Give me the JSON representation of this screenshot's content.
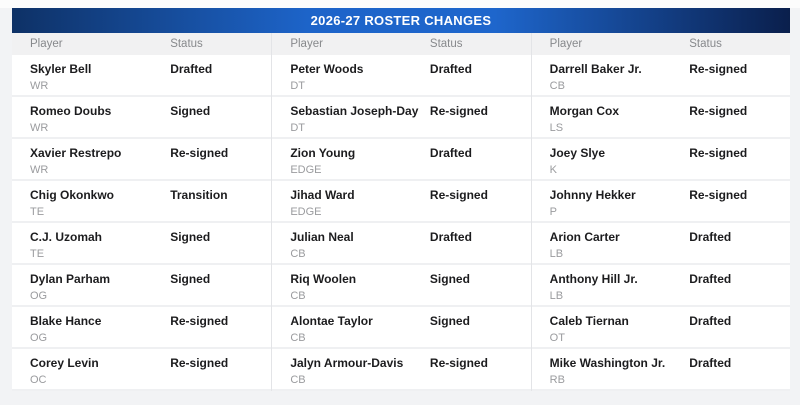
{
  "banner": {
    "title": "2026-27 ROSTER CHANGES",
    "colors": {
      "gradient_left": "#0e3166",
      "gradient_center": "#1e66cc",
      "gradient_right": "#0a1f4c",
      "title_text": "#ffffff"
    }
  },
  "table": {
    "column_headers": {
      "player": "Player",
      "status": "Status"
    },
    "status_values_seen": [
      "Drafted",
      "Signed",
      "Re-signed",
      "Transition"
    ],
    "groups": [
      {
        "rows": [
          {
            "name": "Skyler Bell",
            "position": "WR",
            "status": "Drafted"
          },
          {
            "name": "Romeo Doubs",
            "position": "WR",
            "status": "Signed"
          },
          {
            "name": "Xavier Restrepo",
            "position": "WR",
            "status": "Re-signed"
          },
          {
            "name": "Chig Okonkwo",
            "position": "TE",
            "status": "Transition"
          },
          {
            "name": "C.J. Uzomah",
            "position": "TE",
            "status": "Signed"
          },
          {
            "name": "Dylan Parham",
            "position": "OG",
            "status": "Signed"
          },
          {
            "name": "Blake Hance",
            "position": "OG",
            "status": "Re-signed"
          },
          {
            "name": "Corey Levin",
            "position": "OC",
            "status": "Re-signed"
          }
        ]
      },
      {
        "rows": [
          {
            "name": "Peter Woods",
            "position": "DT",
            "status": "Drafted"
          },
          {
            "name": "Sebastian Joseph-Day",
            "position": "DT",
            "status": "Re-signed"
          },
          {
            "name": "Zion Young",
            "position": "EDGE",
            "status": "Drafted"
          },
          {
            "name": "Jihad Ward",
            "position": "EDGE",
            "status": "Re-signed"
          },
          {
            "name": "Julian Neal",
            "position": "CB",
            "status": "Drafted"
          },
          {
            "name": "Riq Woolen",
            "position": "CB",
            "status": "Signed"
          },
          {
            "name": "Alontae Taylor",
            "position": "CB",
            "status": "Signed"
          },
          {
            "name": "Jalyn Armour-Davis",
            "position": "CB",
            "status": "Re-signed"
          }
        ]
      },
      {
        "rows": [
          {
            "name": "Darrell Baker Jr.",
            "position": "CB",
            "status": "Re-signed"
          },
          {
            "name": "Morgan Cox",
            "position": "LS",
            "status": "Re-signed"
          },
          {
            "name": "Joey Slye",
            "position": "K",
            "status": "Re-signed"
          },
          {
            "name": "Johnny Hekker",
            "position": "P",
            "status": "Re-signed"
          },
          {
            "name": "Arion Carter",
            "position": "LB",
            "status": "Drafted"
          },
          {
            "name": "Anthony Hill Jr.",
            "position": "LB",
            "status": "Drafted"
          },
          {
            "name": "Caleb Tiernan",
            "position": "OT",
            "status": "Drafted"
          },
          {
            "name": "Mike Washington Jr.",
            "position": "RB",
            "status": "Drafted"
          }
        ]
      }
    ]
  }
}
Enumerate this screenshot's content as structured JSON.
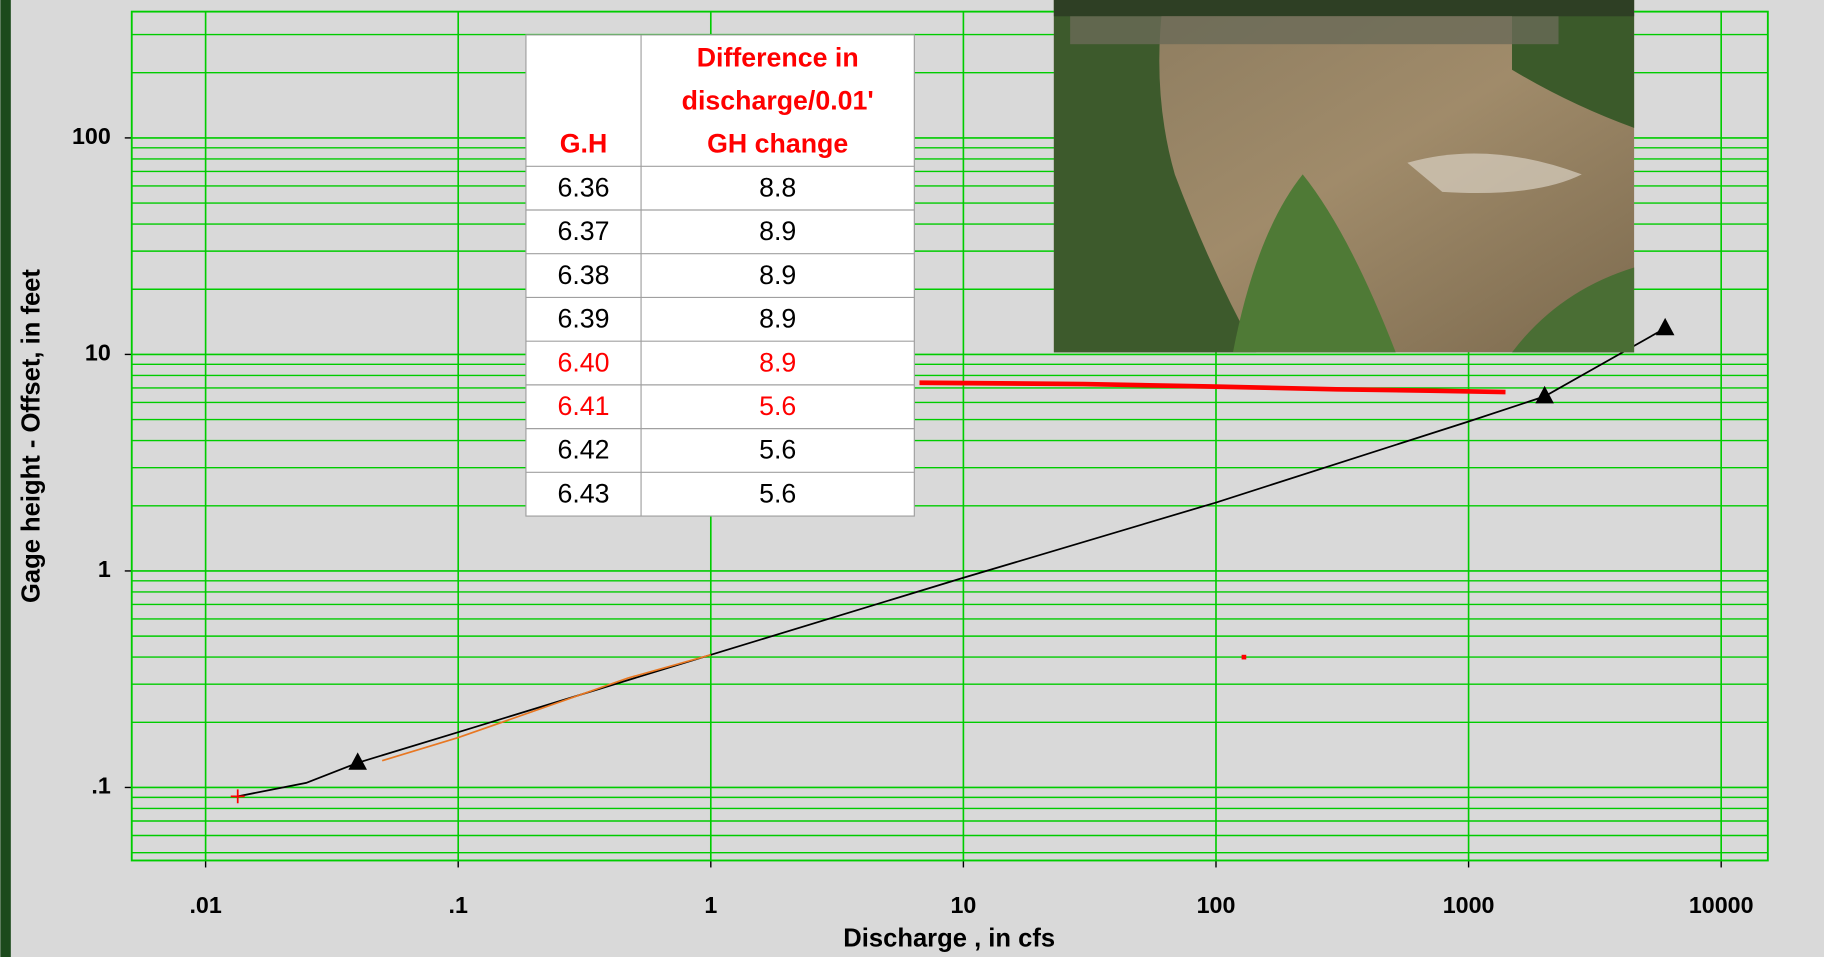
{
  "chart_data": {
    "type": "line",
    "x_label": "Discharge , in cfs",
    "y_label": "Gage height - Offset, in feet",
    "xscale": "log",
    "yscale": "log",
    "xlim": [
      0.0051,
      15300
    ],
    "ylim": [
      0.046,
      383
    ],
    "xticks": [
      {
        "value": 0.01,
        "label": ".01"
      },
      {
        "value": 0.1,
        "label": ".1"
      },
      1,
      10,
      100,
      1000,
      10000
    ],
    "yticks": [
      {
        "value": 0.1,
        "label": ".1"
      },
      1,
      10,
      100
    ],
    "y_minor_ticks": [
      0.05,
      0.06,
      0.07,
      0.08,
      0.09,
      0.2,
      0.3,
      0.4,
      0.5,
      0.6,
      0.7,
      0.8,
      0.9,
      2,
      3,
      4,
      5,
      6,
      7,
      8,
      9,
      20,
      30,
      40,
      50,
      60,
      70,
      80,
      90,
      200,
      300
    ],
    "grid": true,
    "grid_color": "#00cc00",
    "series": [
      {
        "color": "#000000",
        "width": 1.5,
        "x": [
          0.0134,
          0.025,
          0.04,
          0.1,
          1,
          10,
          100,
          1000,
          2000,
          6000
        ],
        "values": [
          0.091,
          0.105,
          0.13,
          0.18,
          0.41,
          0.93,
          2.07,
          4.9,
          6.4,
          13.2
        ]
      },
      {
        "color": "#e87722",
        "width": 1.5,
        "x": [
          0.05,
          0.1,
          0.47,
          1
        ],
        "values": [
          0.133,
          0.17,
          0.32,
          0.41
        ]
      },
      {
        "color": "#ff0000",
        "width": 4,
        "x": [
          6.7,
          30,
          100,
          300,
          700,
          1400
        ],
        "values": [
          7.4,
          7.3,
          7.1,
          6.9,
          6.8,
          6.7
        ]
      },
      {
        "color": "#000000",
        "marker": "triangle",
        "x": [
          0.04,
          2000,
          6000
        ],
        "values": [
          0.13,
          6.4,
          13.2
        ]
      },
      {
        "color": "#ff0000",
        "marker": "plus",
        "x": [
          0.0134
        ],
        "values": [
          0.091
        ]
      },
      {
        "color": "#ff0000",
        "marker": "dot",
        "x": [
          129
        ],
        "values": [
          0.4
        ]
      }
    ]
  },
  "table": {
    "header_color": "#ff0000",
    "highlight_color": "#ff0000",
    "highlight_rows": [
      4,
      5
    ],
    "header": [
      [
        "G.H"
      ],
      [
        "Difference in",
        "discharge/0.01'",
        "GH change"
      ]
    ],
    "rows": [
      [
        "6.36",
        "8.8"
      ],
      [
        "6.37",
        "8.9"
      ],
      [
        "6.38",
        "8.9"
      ],
      [
        "6.39",
        "8.9"
      ],
      [
        "6.40",
        "8.9"
      ],
      [
        "6.41",
        "5.6"
      ],
      [
        "6.42",
        "5.6"
      ],
      [
        "6.43",
        "5.6"
      ]
    ]
  }
}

--

Look through the data and show every line containing "JSON".

Give me the JSON representation of this screenshot's content.
Enumerate this screenshot's content as structured JSON.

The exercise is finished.